What you need to do:
Check every line of the entries for "category", and copy the lines that hold it.

Material shown:

* * *

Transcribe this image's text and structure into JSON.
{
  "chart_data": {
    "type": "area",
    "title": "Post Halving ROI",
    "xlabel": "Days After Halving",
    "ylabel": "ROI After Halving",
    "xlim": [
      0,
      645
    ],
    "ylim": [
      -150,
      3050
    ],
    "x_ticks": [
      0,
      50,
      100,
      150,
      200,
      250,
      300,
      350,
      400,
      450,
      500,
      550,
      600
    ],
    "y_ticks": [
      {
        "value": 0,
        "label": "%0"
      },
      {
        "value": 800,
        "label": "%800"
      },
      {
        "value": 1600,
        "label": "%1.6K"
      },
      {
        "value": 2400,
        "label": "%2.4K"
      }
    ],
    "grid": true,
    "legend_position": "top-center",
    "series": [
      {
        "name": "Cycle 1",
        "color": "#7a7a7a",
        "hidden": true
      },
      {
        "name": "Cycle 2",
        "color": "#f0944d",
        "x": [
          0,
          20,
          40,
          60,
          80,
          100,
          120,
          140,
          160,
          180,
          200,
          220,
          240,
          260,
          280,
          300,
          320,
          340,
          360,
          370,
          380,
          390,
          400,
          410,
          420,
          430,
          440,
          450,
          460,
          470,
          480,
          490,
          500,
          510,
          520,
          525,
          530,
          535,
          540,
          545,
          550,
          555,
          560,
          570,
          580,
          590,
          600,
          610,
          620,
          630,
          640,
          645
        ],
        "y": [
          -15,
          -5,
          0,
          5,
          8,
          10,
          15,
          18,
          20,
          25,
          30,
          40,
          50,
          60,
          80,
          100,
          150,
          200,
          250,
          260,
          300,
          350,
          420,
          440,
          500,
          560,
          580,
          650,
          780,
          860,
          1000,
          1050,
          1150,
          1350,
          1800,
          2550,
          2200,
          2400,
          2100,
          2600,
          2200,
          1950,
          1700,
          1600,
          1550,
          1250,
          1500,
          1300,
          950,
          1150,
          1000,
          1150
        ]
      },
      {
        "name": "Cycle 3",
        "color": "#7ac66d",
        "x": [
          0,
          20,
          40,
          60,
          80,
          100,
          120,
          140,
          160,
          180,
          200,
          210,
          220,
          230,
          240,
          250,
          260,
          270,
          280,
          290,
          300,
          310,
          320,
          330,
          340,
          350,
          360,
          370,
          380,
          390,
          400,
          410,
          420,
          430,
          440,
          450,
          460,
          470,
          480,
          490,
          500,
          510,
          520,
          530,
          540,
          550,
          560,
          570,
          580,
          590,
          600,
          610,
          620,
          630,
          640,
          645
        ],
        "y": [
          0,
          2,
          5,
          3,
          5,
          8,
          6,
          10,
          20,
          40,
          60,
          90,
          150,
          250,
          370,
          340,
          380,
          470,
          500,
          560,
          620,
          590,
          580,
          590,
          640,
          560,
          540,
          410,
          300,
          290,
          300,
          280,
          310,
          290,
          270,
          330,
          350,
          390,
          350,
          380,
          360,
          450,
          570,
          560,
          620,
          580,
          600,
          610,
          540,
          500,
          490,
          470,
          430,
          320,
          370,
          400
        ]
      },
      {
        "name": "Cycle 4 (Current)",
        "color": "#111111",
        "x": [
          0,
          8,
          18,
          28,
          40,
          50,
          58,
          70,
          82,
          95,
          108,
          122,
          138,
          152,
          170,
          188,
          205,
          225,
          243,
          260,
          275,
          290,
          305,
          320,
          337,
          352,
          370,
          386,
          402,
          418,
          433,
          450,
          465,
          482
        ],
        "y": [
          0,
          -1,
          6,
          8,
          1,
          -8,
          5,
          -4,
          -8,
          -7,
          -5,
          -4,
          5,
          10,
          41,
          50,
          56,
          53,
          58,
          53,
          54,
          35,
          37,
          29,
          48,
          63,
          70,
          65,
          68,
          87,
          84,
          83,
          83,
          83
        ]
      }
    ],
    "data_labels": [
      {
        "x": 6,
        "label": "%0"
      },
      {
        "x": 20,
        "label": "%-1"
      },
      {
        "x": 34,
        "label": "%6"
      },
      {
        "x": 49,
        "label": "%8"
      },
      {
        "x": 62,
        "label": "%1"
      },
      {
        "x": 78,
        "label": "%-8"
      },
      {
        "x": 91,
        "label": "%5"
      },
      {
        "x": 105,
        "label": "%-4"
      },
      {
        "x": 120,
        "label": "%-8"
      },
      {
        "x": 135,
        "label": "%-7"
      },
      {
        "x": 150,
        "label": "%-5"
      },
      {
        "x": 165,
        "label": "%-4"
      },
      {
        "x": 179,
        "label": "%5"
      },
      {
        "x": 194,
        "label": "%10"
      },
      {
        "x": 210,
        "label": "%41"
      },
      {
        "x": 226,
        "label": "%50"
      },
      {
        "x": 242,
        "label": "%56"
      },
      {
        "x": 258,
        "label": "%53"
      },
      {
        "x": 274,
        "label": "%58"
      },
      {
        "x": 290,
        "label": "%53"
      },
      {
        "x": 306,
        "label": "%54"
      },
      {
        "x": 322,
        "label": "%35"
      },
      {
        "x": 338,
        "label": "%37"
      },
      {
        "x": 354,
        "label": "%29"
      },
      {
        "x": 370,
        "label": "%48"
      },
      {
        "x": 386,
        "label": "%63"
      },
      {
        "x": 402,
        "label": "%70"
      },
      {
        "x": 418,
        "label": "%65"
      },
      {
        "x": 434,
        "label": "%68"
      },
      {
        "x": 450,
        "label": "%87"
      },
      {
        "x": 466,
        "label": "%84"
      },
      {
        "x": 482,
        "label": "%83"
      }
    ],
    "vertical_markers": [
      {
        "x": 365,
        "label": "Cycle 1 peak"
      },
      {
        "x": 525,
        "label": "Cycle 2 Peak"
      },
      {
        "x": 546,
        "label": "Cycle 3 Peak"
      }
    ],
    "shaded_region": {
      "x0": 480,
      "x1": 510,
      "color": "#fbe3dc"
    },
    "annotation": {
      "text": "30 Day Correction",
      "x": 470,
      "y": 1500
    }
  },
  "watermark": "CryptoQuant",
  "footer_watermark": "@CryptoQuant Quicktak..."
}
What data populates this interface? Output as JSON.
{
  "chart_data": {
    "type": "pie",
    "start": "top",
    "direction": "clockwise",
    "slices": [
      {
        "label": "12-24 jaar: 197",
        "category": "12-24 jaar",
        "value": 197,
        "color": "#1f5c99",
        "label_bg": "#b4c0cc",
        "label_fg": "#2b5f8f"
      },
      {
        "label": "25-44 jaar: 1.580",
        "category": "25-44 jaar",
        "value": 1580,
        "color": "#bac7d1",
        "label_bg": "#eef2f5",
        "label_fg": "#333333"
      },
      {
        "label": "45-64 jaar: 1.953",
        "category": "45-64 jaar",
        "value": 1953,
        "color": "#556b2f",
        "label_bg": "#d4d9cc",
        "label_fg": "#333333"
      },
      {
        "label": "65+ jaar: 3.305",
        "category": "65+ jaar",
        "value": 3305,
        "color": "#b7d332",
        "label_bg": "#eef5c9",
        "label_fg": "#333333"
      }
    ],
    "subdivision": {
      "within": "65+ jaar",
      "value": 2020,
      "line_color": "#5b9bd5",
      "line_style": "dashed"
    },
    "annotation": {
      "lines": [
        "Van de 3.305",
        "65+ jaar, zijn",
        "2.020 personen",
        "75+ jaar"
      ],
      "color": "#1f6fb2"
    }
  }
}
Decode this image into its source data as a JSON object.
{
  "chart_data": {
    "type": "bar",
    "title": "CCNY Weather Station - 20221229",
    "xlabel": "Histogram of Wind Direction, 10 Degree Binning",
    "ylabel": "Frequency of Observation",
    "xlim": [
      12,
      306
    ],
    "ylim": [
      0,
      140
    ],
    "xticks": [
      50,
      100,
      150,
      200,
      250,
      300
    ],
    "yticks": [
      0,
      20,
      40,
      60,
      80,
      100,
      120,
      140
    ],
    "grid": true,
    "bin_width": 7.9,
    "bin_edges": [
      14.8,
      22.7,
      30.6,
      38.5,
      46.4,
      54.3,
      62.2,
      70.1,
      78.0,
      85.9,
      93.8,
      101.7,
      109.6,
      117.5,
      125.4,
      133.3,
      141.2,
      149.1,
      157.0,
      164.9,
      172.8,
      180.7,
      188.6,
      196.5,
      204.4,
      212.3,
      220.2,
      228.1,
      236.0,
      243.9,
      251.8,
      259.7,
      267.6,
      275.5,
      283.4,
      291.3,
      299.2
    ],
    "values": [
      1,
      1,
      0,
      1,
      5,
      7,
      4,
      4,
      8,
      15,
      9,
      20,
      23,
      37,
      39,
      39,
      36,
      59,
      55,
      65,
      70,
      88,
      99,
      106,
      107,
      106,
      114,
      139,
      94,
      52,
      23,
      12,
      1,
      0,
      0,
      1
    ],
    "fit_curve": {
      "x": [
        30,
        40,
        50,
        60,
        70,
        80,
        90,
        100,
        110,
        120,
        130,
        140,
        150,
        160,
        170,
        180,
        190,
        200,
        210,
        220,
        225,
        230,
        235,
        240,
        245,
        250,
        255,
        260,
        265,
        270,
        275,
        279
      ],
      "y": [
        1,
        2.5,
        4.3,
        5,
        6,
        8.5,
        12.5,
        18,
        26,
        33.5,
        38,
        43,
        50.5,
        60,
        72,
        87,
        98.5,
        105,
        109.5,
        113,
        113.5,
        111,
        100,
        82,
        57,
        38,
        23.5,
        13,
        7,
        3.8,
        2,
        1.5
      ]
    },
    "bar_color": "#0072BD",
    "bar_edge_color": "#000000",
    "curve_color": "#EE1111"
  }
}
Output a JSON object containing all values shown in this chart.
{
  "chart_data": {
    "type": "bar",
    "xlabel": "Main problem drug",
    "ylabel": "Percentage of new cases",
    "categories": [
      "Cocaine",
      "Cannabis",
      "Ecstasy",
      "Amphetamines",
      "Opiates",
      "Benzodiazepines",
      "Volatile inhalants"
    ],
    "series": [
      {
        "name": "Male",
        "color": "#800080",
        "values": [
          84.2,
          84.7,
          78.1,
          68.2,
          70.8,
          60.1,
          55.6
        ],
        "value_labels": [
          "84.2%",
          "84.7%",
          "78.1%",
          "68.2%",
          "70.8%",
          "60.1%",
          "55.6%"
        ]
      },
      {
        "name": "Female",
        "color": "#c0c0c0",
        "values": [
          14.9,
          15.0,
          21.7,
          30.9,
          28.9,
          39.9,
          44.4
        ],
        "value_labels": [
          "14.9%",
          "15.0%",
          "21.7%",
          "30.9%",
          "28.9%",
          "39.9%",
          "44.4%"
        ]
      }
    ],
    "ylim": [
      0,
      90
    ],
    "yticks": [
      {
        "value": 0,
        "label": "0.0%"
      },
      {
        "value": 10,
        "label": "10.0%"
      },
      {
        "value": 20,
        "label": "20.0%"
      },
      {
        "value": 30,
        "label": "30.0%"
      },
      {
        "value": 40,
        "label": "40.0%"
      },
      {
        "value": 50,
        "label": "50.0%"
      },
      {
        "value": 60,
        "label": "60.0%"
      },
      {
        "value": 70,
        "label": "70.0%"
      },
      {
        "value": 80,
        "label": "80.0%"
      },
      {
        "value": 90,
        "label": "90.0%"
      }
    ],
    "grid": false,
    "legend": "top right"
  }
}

* * *

The answer:
        "category": "12-24 jaar",
        "category": "25-44 jaar",
        "category": "45-64 jaar",
        "category": "65+ jaar",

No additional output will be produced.